Problem requirements: Every record must be repeated exactly; omit any pictures they contain.

Extracted records:
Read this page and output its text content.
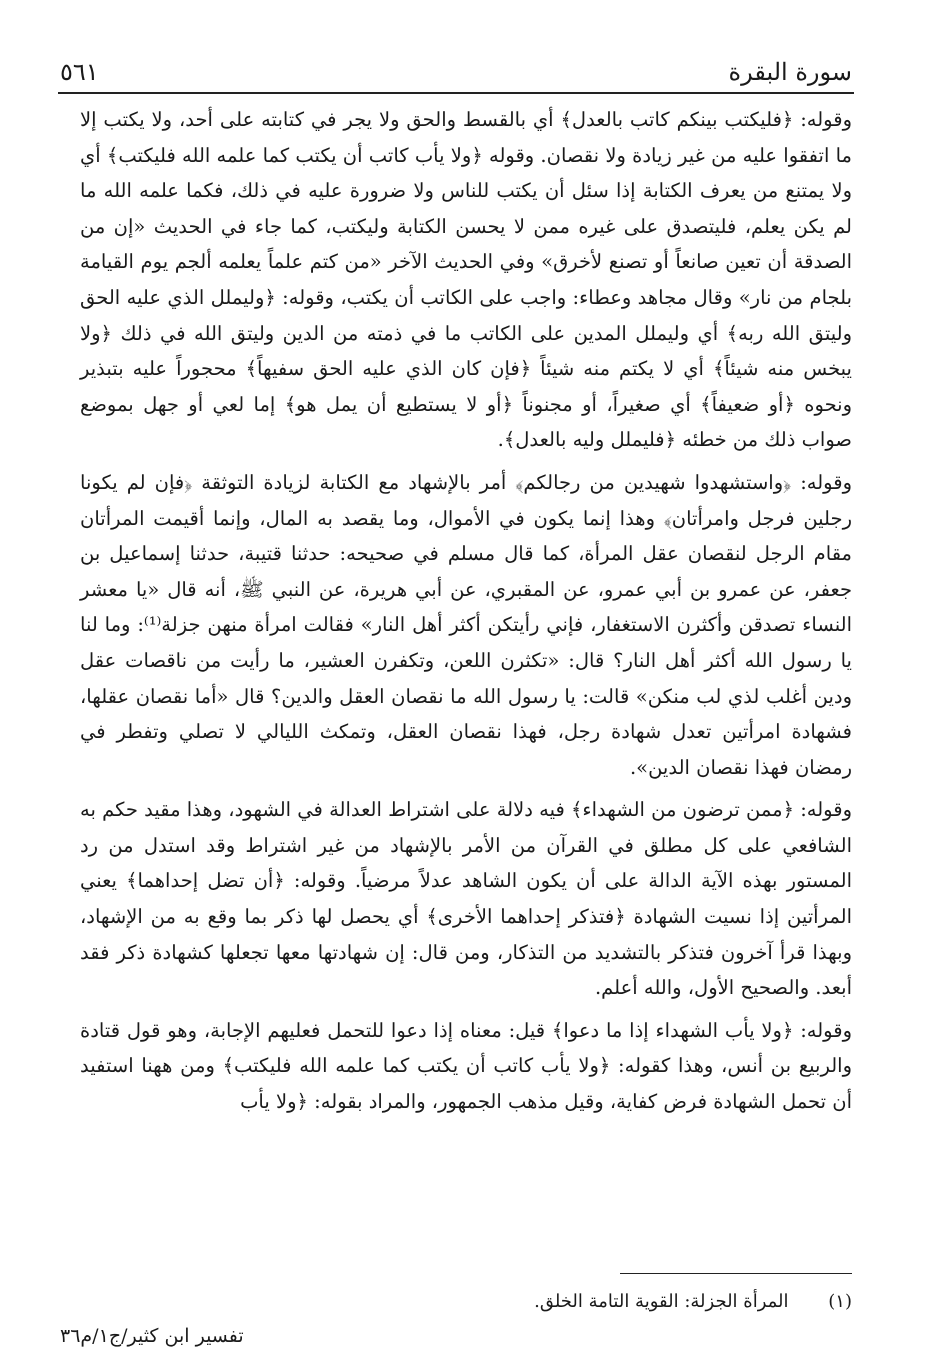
سورة البقرة
٥٦١

وقوله: ﴿فليكتب بينكم كاتب بالعدل﴾ أي بالقسط والحق ولا يجر في كتابته على أحد، ولا يكتب إلا ما اتفقوا عليه من غير زيادة ولا نقصان. وقوله ﴿ولا يأب كاتب أن يكتب كما علمه الله فليكتب﴾ أي ولا يمتنع من يعرف الكتابة إذا سئل أن يكتب للناس ولا ضرورة عليه في ذلك، فكما علمه الله ما لم يكن يعلم، فليتصدق على غيره ممن لا يحسن الكتابة وليكتب، كما جاء في الحديث «إن من الصدقة أن تعين صانعاً أو تصنع لأخرق» وفي الحديث الآخر «من كتم علماً يعلمه ألجم يوم القيامة بلجام من نار» وقال مجاهد وعطاء: واجب على الكاتب أن يكتب، وقوله: ﴿وليملل الذي عليه الحق وليتق الله ربه﴾ أي وليملل المدين على الكاتب ما في ذمته من الدين وليتق الله في ذلك ﴿ولا يبخس منه شيئاً﴾ أي لا يكتم منه شيئاً ﴿فإن كان الذي عليه الحق سفيهاً﴾ محجوراً عليه بتبذير ونحوه ﴿أو ضعيفاً﴾ أي صغيراً، أو مجنوناً ﴿أو لا يستطيع أن يمل هو﴾ إما لعي أو جهل بموضع صواب ذلك من خطئه ﴿فليملل وليه بالعدل﴾.

وقوله: ﴿واستشهدوا شهيدين من رجالكم﴾ أمر بالإشهاد مع الكتابة لزيادة التوثقة ﴿فإن لم يكونا رجلين فرجل وامرأتان﴾ وهذا إنما يكون في الأموال، وما يقصد به المال، وإنما أقيمت المرأتان مقام الرجل لنقصان عقل المرأة، كما قال مسلم في صحيحه: حدثنا قتيبة، حدثنا إسماعيل بن جعفر، عن عمرو بن أبي عمرو، عن المقبري، عن أبي هريرة، عن النبي ﷺ، أنه قال «يا معشر النساء تصدقن وأكثرن الاستغفار، فإني رأيتكن أكثر أهل النار» فقالت امرأة منهن جزلة⁽¹⁾: وما لنا يا رسول الله أكثر أهل النار؟ قال: «تكثرن اللعن، وتكفرن العشير، ما رأيت من ناقصات عقل ودين أغلب لذي لب منكن» قالت: يا رسول الله ما نقصان العقل والدين؟ قال «أما نقصان عقلها، فشهادة امرأتين تعدل شهادة رجل، فهذا نقصان العقل، وتمكث الليالي لا تصلي وتفطر في رمضان فهذا نقصان الدين».

وقوله: ﴿ممن ترضون من الشهداء﴾ فيه دلالة على اشتراط العدالة في الشهود، وهذا مقيد حكم به الشافعي على كل مطلق في القرآن من الأمر بالإشهاد من غير اشتراط وقد استدل من رد المستور بهذه الآية الدالة على أن يكون الشاهد عدلاً مرضياً. وقوله: ﴿أن تضل إحداهما﴾ يعني المرأتين إذا نسيت الشهادة ﴿فتذكر إحداهما الأخرى﴾ أي يحصل لها ذكر بما وقع به من الإشهاد، وبهذا قرأ آخرون فتذكر بالتشديد من التذكار، ومن قال: إن شهادتها معها تجعلها كشهادة ذكر فقد أبعد. والصحيح الأول، والله أعلم.

وقوله: ﴿ولا يأب الشهداء إذا ما دعوا﴾ قيل: معناه إذا دعوا للتحمل فعليهم الإجابة، وهو قول قتادة والربيع بن أنس، وهذا كقوله: ﴿ولا يأب كاتب أن يكتب كما علمه الله فليكتب﴾ ومن ههنا استفيد أن تحمل الشهادة فرض كفاية، وقيل مذهب الجمهور، والمراد بقوله: ﴿ولا يأب

(١) المرأة الجزلة: القوية التامة الخلق.
تفسير ابن كثير/ج١/م٣٦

Answer to the task:
Read this page and output its text content.
سورة البقرة
٥٦١

وقوله: ﴿فليكتب بينكم كاتب بالعدل﴾ أي بالقسط والحق ولا يجر في كتابته على أحد، ولا يكتب إلا ما اتفقوا عليه من غير زيادة ولا نقصان. وقوله ﴿ولا يأب كاتب أن يكتب كما علمه الله فليكتب﴾ أي ولا يمتنع من يعرف الكتابة إذا سئل أن يكتب للناس ولا ضرورة عليه في ذلك، فكما علمه الله ما لم يكن يعلم، فليتصدق على غيره ممن لا يحسن الكتابة وليكتب، كما جاء في الحديث «إن من الصدقة أن تعين صانعاً أو تصنع لأخرق» وفي الحديث الآخر «من كتم علماً يعلمه ألجم يوم القيامة بلجام من نار» وقال مجاهد وعطاء: واجب على الكاتب أن يكتب، وقوله: ﴿وليملل الذي عليه الحق وليتق الله ربه﴾ أي وليملل المدين على الكاتب ما في ذمته من الدين وليتق الله في ذلك ﴿ولا يبخس منه شيئاً﴾ أي لا يكتم منه شيئاً ﴿فإن كان الذي عليه الحق سفيهاً﴾ محجوراً عليه بتبذير ونحوه ﴿أو ضعيفاً﴾ أي صغيراً، أو مجنوناً ﴿أو لا يستطيع أن يمل هو﴾ إما لعي أو جهل بموضع صواب ذلك من خطئه ﴿فليملل وليه بالعدل﴾.

وقوله: ﴿واستشهدوا شهيدين من رجالكم﴾ أمر بالإشهاد مع الكتابة لزيادة التوثقة ﴿فإن لم يكونا رجلين فرجل وامرأتان﴾ وهذا إنما يكون في الأموال، وما يقصد به المال، وإنما أقيمت المرأتان مقام الرجل لنقصان عقل المرأة، كما قال مسلم في صحيحه: حدثنا قتيبة، حدثنا إسماعيل بن جعفر، عن عمرو بن أبي عمرو، عن المقبري، عن أبي هريرة، عن النبي ﷺ، أنه قال «يا معشر النساء تصدقن وأكثرن الاستغفار، فإني رأيتكن أكثر أهل النار» فقالت امرأة منهن جزلة⁽¹⁾: وما لنا يا رسول الله أكثر أهل النار؟ قال: «تكثرن اللعن، وتكفرن العشير، ما رأيت من ناقصات عقل ودين أغلب لذي لب منكن» قالت: يا رسول الله ما نقصان العقل والدين؟ قال «أما نقصان عقلها، فشهادة امرأتين تعدل شهادة رجل، فهذا نقصان العقل، وتمكث الليالي لا تصلي وتفطر في رمضان فهذا نقصان الدين».

وقوله: ﴿ممن ترضون من الشهداء﴾ فيه دلالة على اشتراط العدالة في الشهود، وهذا مقيد حكم به الشافعي على كل مطلق في القرآن من الأمر بالإشهاد من غير اشتراط وقد استدل من رد المستور بهذه الآية الدالة على أن يكون الشاهد عدلاً مرضياً. وقوله: ﴿أن تضل إحداهما﴾ يعني المرأتين إذا نسيت الشهادة ﴿فتذكر إحداهما الأخرى﴾ أي يحصل لها ذكر بما وقع به من الإشهاد، وبهذا قرأ آخرون فتذكر بالتشديد من التذكار، ومن قال: إن شهادتها معها تجعلها كشهادة ذكر فقد أبعد. والصحيح الأول، والله أعلم.

وقوله: ﴿ولا يأب الشهداء إذا ما دعوا﴾ قيل: معناه إذا دعوا للتحمل فعليهم الإجابة، وهو قول قتادة والربيع بن أنس، وهذا كقوله: ﴿ولا يأب كاتب أن يكتب كما علمه الله فليكتب﴾ ومن ههنا استفيد أن تحمل الشهادة فرض كفاية، وقيل مذهب الجمهور، والمراد بقوله: ﴿ولا يأب

(١) المرأة الجزلة: القوية التامة الخلق.
تفسير ابن كثير/ج١/م٣٦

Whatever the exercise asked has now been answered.